If the system being studied is a stochastic model then there will be variability in model output, even from the same input parameter set, due to stochastic random effects (i.e. aleatory uncertainty). To capture this variability, multiple replications should be performed for each parameter set in the sample. Multiple techniques have been developed to determine the optimal number of replications to perform for each parameter set [32]. Law et al. advocate a rule of thumb approach where they recommend that at least three to five replications are performed [17]. This approach does not account for characteristics of model output, however; in reality, many more replications need to be performed in order to reduce variability of highly stochastic data.

Another approach for determining the number of runs to use is the graphical method described in [32]. This method requires plotting the cumulative mean of results increasing the number of runs until the mean becomes relatively stable. The final method discussed in [32] is the confidence interval method. Using this method, a confidence interval is developed to show how accurately the mean result is being estimated. A narrower interval means more accurate results, a wider interval less so. [28] used the Vagha-Delaney A test to estimate sample size, but this test is highly conservative, often resulting in large numbers of required runs [28, 3].

*-*-*

▸ Exercise requirements:
Carry on the passage about choosing how many replications to run for a stochastic model, starting right after its final sentence. The records that follow come from a separate source and are unrelated to the passage on choosing the number of simulation replications.

*-*-*

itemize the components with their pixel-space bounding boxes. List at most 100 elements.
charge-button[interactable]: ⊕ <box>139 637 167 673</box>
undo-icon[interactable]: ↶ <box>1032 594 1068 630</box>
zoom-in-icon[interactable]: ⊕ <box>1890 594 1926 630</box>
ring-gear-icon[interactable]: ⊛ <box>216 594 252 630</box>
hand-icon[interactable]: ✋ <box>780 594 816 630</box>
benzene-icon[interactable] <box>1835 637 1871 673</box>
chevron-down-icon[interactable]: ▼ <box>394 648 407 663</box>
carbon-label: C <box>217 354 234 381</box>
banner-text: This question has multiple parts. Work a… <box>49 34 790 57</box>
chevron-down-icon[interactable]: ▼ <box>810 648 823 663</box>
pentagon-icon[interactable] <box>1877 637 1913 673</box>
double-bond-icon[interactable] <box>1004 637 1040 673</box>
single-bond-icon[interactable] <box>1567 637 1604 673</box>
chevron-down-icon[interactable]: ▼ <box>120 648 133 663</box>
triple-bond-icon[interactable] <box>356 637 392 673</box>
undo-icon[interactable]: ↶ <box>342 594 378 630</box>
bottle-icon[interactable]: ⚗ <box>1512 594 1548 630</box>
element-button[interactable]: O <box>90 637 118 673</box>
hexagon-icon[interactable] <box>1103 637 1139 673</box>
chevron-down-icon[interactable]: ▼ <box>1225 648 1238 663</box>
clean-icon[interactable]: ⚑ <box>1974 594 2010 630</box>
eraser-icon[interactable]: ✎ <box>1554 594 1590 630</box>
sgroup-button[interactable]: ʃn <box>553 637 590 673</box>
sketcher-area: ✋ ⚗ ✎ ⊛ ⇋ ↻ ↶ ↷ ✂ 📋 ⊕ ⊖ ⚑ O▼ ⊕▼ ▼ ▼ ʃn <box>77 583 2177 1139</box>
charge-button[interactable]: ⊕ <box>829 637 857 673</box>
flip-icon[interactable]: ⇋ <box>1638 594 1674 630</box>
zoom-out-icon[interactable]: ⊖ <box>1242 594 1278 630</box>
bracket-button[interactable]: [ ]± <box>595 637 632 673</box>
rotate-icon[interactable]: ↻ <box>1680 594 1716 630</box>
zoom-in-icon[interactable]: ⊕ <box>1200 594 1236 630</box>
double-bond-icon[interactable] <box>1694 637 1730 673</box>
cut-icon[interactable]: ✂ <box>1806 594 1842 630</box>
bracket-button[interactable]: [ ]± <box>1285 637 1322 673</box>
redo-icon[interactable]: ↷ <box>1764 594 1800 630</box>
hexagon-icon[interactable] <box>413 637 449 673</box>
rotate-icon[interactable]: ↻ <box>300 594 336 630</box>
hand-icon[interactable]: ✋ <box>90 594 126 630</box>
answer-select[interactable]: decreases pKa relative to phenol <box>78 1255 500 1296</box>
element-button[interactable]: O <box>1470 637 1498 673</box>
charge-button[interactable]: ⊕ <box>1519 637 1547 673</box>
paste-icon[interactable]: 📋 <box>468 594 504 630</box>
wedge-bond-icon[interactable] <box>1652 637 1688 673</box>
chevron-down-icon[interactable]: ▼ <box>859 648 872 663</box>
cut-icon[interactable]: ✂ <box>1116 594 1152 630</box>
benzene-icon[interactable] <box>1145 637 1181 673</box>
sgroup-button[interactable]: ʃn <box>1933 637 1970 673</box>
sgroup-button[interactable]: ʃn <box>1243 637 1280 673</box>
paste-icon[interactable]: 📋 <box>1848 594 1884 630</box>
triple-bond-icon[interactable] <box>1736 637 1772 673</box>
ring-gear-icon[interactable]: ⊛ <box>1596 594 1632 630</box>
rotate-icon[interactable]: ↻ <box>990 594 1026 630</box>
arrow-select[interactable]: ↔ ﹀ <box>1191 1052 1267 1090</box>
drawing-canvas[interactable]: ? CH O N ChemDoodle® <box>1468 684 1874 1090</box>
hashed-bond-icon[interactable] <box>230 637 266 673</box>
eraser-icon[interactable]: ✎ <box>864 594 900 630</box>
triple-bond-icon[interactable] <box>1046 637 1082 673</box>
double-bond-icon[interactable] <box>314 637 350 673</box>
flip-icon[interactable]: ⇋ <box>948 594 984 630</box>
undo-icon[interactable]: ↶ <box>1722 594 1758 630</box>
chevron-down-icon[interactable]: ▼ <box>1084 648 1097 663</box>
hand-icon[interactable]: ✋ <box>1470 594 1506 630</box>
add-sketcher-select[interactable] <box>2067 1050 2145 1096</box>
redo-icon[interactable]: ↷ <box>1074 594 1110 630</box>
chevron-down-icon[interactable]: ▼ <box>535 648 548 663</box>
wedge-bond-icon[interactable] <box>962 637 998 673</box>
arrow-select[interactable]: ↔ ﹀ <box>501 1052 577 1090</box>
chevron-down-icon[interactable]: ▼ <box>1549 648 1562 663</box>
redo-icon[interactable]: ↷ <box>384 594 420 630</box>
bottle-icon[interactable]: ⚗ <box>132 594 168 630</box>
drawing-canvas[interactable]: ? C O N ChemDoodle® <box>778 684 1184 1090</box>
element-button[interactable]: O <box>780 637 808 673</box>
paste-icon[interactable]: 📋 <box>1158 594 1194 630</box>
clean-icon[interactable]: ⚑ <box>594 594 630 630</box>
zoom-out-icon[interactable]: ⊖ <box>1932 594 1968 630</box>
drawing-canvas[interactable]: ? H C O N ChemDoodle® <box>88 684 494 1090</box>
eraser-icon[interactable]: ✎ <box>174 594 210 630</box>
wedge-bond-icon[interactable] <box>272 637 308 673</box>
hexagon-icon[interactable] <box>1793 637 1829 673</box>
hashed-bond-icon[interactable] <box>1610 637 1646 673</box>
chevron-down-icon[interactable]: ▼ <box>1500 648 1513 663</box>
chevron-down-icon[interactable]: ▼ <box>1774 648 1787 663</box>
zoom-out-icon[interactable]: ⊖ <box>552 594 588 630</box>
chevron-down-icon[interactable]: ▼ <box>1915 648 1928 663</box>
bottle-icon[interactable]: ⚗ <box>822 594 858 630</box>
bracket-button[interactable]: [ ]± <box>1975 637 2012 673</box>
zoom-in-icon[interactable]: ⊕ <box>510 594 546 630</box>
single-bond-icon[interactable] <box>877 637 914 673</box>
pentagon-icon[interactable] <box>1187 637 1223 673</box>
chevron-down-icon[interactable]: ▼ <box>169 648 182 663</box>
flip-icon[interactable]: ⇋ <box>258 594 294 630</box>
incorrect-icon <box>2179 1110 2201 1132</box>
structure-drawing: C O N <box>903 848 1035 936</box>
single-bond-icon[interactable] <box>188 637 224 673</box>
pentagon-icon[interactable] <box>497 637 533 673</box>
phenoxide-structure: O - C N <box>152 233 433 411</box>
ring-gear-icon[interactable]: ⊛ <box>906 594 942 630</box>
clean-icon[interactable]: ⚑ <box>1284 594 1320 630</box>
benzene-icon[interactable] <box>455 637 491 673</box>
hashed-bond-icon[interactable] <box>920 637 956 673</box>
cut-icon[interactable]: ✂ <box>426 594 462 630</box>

*-*-*

▸ Task output:
2.2. Measures of sensitivity

The most common approach to performing sensitivity analysis is correlation-based sensitivity. When using this approach, one must first decide on the type of correlation to use; for example, Pearson correlation measures the strength and direction of a linear relationship, while rank (Spearman) correlation measures the strength and direction of any monotone relationship. Rank correlation is thus more widely applicable since nonlinear relationships often arise in biological models. In addition, the use of partial correlation allows a measure of sensitivity of the model output to a given parameter while controlling for the effects of other model parameters. Thus, a popular choice for correlation-based sensitivity is the partial rank correlation coefficient (PRCC). This method is described in detail in [23]. Statistical tests (namely z-tests) can be performed to determine whether a parameter’s PRCC is significantly different from zero or from the PRCC of another parameter as a way to compare sensitivities.

In some model systems, relationships between parameters and model outputs are not monotonic. In this case, correlation-based sensitivity analysis should not be used as the results may be misleading. Instead, one may choose to use a sensitivity method based on decomposition of variance. Such methods include the extended Fourier Amplitude Sensitivity Test (eFAST) and analysis of variance (ANOVA) based sensitivities such as the Sobol sensitivity index [23, 42, 15]. These variance-based sensitivity methods measure the fraction of output variance that can be explained by variance in the input parameters. For these methods, statistical inference may be performed via the use of a dummy parameter to determine what value of the sensitivity index is significantly different from zero [23].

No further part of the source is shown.